>> BEGIN

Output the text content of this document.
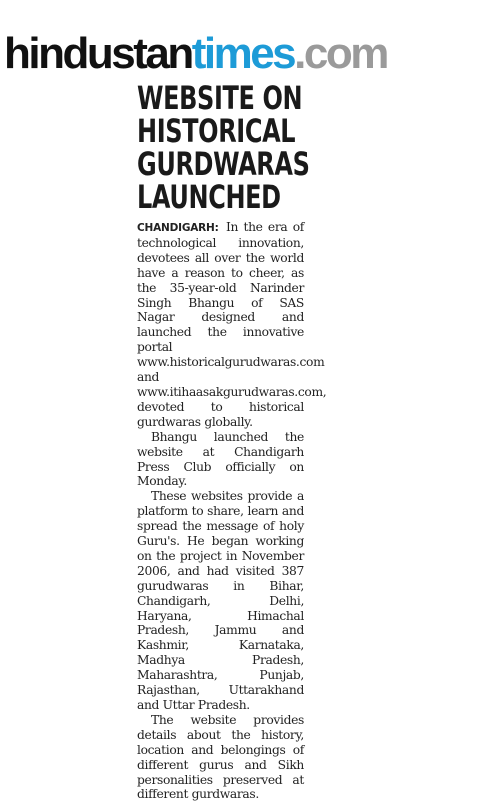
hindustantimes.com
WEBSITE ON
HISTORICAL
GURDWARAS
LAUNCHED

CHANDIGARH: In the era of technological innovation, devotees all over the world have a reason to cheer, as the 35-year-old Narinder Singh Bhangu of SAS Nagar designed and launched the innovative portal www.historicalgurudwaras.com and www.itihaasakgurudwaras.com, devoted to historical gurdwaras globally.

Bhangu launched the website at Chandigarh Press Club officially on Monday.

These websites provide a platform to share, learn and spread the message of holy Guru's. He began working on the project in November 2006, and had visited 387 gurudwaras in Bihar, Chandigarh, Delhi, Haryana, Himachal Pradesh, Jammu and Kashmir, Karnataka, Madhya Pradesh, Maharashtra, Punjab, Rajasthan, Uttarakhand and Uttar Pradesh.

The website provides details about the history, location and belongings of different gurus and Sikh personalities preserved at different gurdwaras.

>> END
>> BEGIN

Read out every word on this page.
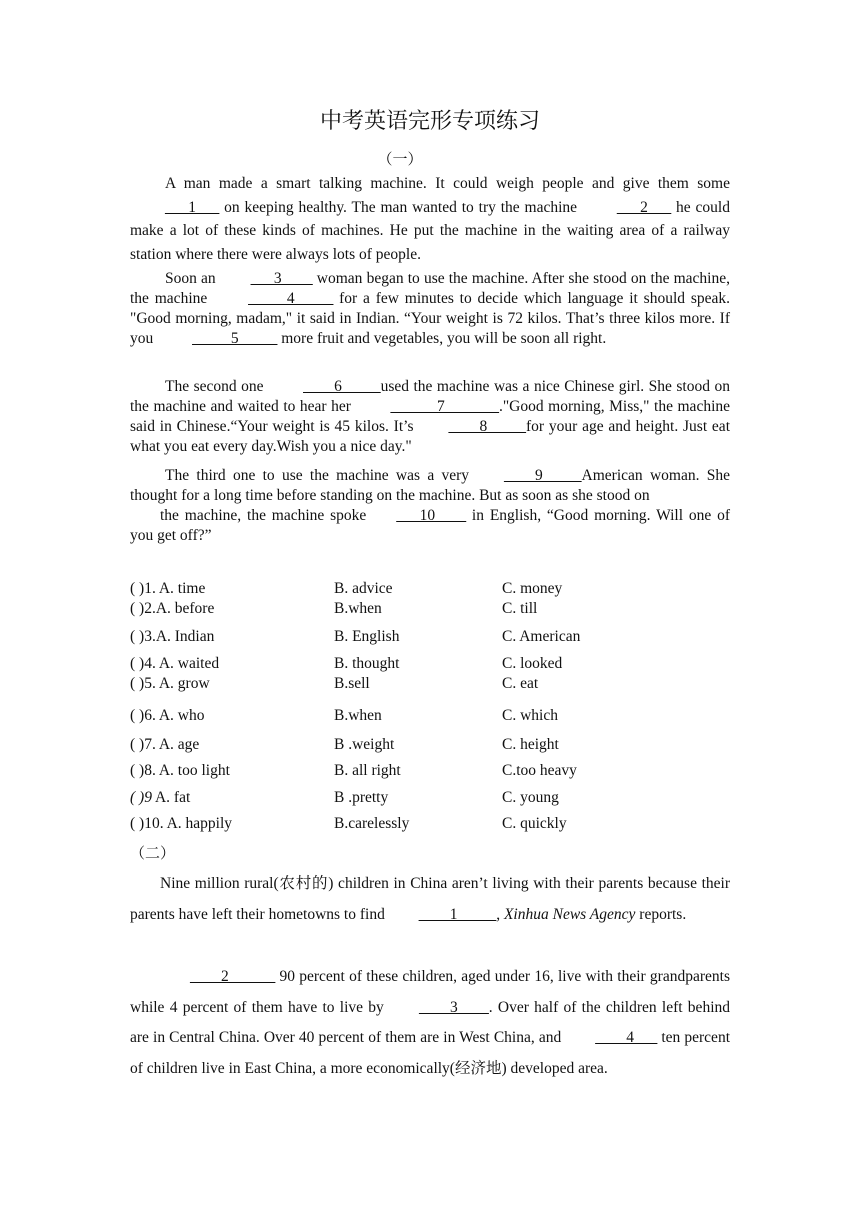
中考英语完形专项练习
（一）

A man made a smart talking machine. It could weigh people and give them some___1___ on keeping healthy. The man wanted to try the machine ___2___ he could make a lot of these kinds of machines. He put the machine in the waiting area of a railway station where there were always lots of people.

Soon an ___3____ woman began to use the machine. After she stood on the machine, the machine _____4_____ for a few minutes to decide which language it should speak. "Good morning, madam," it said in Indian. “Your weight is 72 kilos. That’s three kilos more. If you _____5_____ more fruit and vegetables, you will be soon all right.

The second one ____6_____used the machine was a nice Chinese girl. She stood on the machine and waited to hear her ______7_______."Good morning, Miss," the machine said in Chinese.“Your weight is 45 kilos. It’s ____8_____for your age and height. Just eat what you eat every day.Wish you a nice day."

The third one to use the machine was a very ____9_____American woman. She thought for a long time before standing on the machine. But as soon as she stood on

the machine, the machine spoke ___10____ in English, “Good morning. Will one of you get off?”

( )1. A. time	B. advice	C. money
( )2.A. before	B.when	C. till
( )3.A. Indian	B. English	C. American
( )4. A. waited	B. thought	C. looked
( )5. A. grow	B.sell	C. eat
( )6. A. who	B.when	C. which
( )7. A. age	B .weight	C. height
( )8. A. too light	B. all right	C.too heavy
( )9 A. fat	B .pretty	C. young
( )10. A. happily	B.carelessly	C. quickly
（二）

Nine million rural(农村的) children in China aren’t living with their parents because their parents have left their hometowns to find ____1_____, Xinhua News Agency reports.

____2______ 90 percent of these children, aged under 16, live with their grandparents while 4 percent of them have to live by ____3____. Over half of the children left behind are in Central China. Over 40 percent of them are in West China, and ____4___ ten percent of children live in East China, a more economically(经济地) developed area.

>> END
>> BEGIN

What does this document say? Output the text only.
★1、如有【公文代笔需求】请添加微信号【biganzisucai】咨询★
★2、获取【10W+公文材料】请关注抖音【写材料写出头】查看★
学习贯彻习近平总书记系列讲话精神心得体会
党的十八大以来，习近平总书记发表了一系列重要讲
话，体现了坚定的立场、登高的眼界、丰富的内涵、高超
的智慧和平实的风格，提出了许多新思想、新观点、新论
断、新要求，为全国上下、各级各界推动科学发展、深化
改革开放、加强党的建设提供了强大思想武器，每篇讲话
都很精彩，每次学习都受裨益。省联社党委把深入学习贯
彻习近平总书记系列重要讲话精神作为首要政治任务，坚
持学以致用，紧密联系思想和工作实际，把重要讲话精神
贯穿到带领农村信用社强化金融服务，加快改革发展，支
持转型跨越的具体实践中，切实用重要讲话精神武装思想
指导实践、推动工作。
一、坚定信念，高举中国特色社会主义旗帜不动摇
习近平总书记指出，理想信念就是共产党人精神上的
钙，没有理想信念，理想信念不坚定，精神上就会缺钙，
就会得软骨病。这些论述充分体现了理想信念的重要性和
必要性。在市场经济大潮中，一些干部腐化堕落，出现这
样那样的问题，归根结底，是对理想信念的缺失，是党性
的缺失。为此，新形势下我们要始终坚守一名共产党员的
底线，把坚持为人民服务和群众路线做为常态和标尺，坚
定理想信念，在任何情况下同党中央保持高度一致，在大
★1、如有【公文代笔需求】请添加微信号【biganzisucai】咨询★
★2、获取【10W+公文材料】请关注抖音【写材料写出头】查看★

>> END

▸ **PROBLEM STATEMENT**: Search the listing for the word "children". Copy every line in which it occurs.

▸ **RESULT BELOW**:
Nine million rural(农村的) children in China aren’t living with their parents because their parents have left their hometowns to find ____1_____, Xinhua News Agency reports.
____2______ 90 percent of these children, aged under 16, live with their grandparents while 4 percent of them have to live by ____3____. Over half of the children left behind are in Central China. Over 40 percent of them are in West China, and ____4___ ten percent of children live in East China, a more economically(经济地) developed area.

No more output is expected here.